::: 掲載本文
全国の地方同様、石川県も1次産業の衰退などで森林・里山の荒廃、人口の漸減などが次第に顕在化してくる中、コマツ・石川県・森林組合などは地産地消型バイオマスを核として森林資源を賢く活用し、地域の林業サイクルを大きく育て、地方を元気にしていく活動に取り組んでいます。
特に、コマツは石川県が創業の地であり、地域に根差す企業として、バイオマスによる省エネや環境負荷低減で地域と共盛する工場を実現し、地域社会への貢献を果たしていきたいと考え、2013年より、エルダー社員の経験・知識を積極的に活用し、この活動を県などと協働で推進しています。
○地域の森林組合においては、従来、無価値なものとして放置されていた未利用間伐材などを収集し、チップ燃料として有価な材に転換してコマツ粟津工場のバイオマスボイラに供給するとともに、森林整備を拡大し、地域林業活性化に繋げる活動を実施しています。
○コマツにおいては、チップ燃料を工場内で高効率バイオマスボイラシステムにより多目的なエネルギー(電気、熱など)に変換して利用することにより、購入電力量や重油使用量の削減を行い、省エネや環境負荷軽減(CO2削減など)で地域と共盛する工場を実現しています。
○石川県においては、活動を行政面から支援することで、大雨時の放置材流木化被害軽減や洪水被害の防止を図るとともに、県内の林業振興、里山保全、環境改善などに繋げています。
○上記に関わる設備製造、チップ輸送業務、工事などは、地元業者と連携して行い、産官連携で地域全体にバイオマス運用効果がもたらされるよう地域産業全体の活動参画を進めています。
○このような活動を現在まで継続実施してきた結果、森林組合においては収入増や若者の雇用増が図られ、森林整備意欲が高まってきており、これに関連して、地域の他産業においてもバイオマス運用効果が認められるようになり、地域全体の活性化が促進されてきております。
○今後も地方創生という大きな課題に対し、小さいながらも地産地消型バイオマスを核に県全体の林業の循環サイクルを再整備し、地域活性化を促すことにより、着実に課題解決していきます。
・全国の地方同様、石川県も1次産業の衰退などで森林・里山の荒廃、人口の漸減などが次第に顕在化
(状況)
① 創業地である地域へのご恩返しと1次産業活性化支援の責務
コマツは石川県が創業の地であり、地域の支援により成長してきた。一方、近年の都市部への過度な集中により、県内の人口は減少傾向であり、特に、地域の1次産業従事者は減少し、林業等の衰退に伴う森林や里山の荒廃が顕著になってきている。
このような状況下、地域内で工場の操業を維持し発展させていくためには、林業などの地域1次産業を再生・活性化させて、良好な住環境や自然環境を維持し、人口(特に若者)の増大を図っていくことが不可欠と考え、地域へのご恩返しとともに地域に根差す企業の責務として、バイオマスの利活用を通じた林業支援を計画した。
::::::
::: 提示情報
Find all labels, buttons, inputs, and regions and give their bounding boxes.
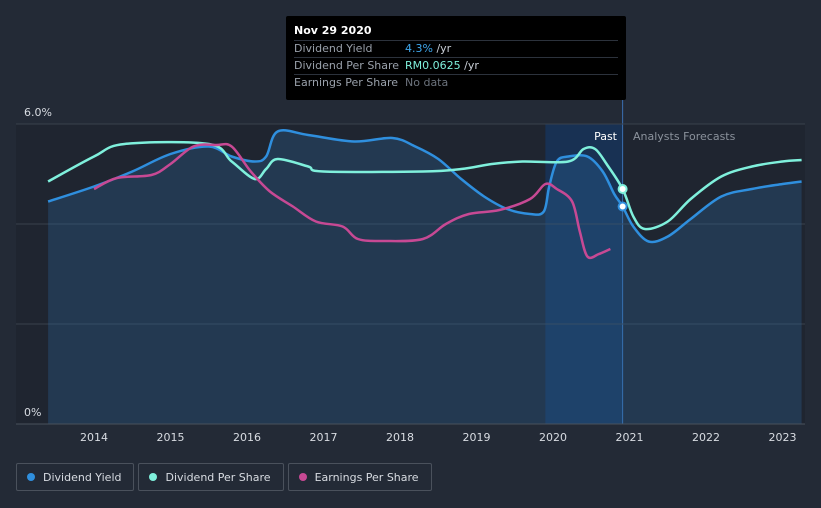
::::::
§ **課題の要件**
1. 石川県のバイオマス活用に関する本文によれば、森林組合はチップ燃料をコマツのどの工場のバイオマスボイラに供給していますか。
2. 石川県のバイオマス活用に関する本文を、最後の文の後から書き進めてください。
これらのデータは、本文とは別個の資料です。

§ **回答一覧**
1. コマツ粟津工場です。

2.
② 東日本大震災を契機とする電力供給の逼迫化と電力使用量半減活動
2011年の東日本大震災を契機とした電力供給の逼迫化により、コマツでは「電力使用量半減活動」を推進している。
その中で、地域の森林にある未利用材や放置間伐材に着目し、バイオマス燃料として有効利用することで工場内の電力使用量や重油使用量を削減できるものと考え、バイオマスの利活用を計画した。
(課題)
① バイオマス利活用のための利害関係者の共助体制構築
バイオマスの利活用にあたっては、利害関係者、すなわち、石川県(森林整備促進、環境保全、防災など担当)、森林組合(森林整備、未利用材収集、チップ燃料化など担当)、コマツ(バイオマス施設稼動と利用)、2次産業者(設備開発など)などが、互いにウイン・ウインの関係でメリットを享受できることが必要であり、共助の体制を地域内で確立することが継続的な運用に繋がる。
そのため、地域全体での共助の体制をどのように確立するかが最初の課題として認識された。
② チップの供給量、消費量、供給単価に関する当事者間の事前合意形成
バイオマスの利活用を円滑に運用するためには、地域内での木材産出量、チップ供給可能量、供給単価、チップ消費量などの一連の関連情報を関係者が共有し、産出・供給・消費等で互いに齟齬(乖離)のないよう運用することが重要である。(全国のバイオマス運用事例の中でも産出・供給と消費の間で乖離などが発生し、行詰まっている案件も見受けられる)
このため、特に、供給量、消費量、供給単価などに関しての当事者間の事前の合意形成が大きな課題として認識された。
③ エネルギー利用効率が高く投資回収性が良好な設備の開発・導入
バイオマス燃料を発電のみに利用する場合、そのエネルギー利用効率は僅か15~20%程度であり、全国の運用事例からも、低効率で無理な運用により設備投資回収が困難となり、運用が頓挫して地域に多大な負債のみを残す結果となるケースも見られる。
このため、エネルギー利用効率が高く投資回収性が良好な設備をどのように開発・導入するかが、もう一方の大きな課題として認識された。
放置間伐材など未利用材をバイオマス燃料として地域内で多目的かつ高効率に有効活用することで、林業活性化、省エネ、環境改善などを図り、地域全体の活性化と地方創生を推進する。
主たる活動と目的は次のようなものである。
① 無価値な間伐材を活用した地域林業活性化
地域の森林組合において、従来、無価値なものとして放置されていた間伐材などを収集し、チップ燃料として有価な材に転換し、森林所有者や林業者への利益還元や森林整備を拡大し、地域林業活性化に繋げる。
② コマツ工場内での省エネ、二酸化炭素排出量削減
コマツにおいては、チップ燃料を工場内で多目的なエネルギーとして利用することにより、電力や重油使用量の削減を行い、大幅な省エネと二酸化炭素排出量削減に繋げる。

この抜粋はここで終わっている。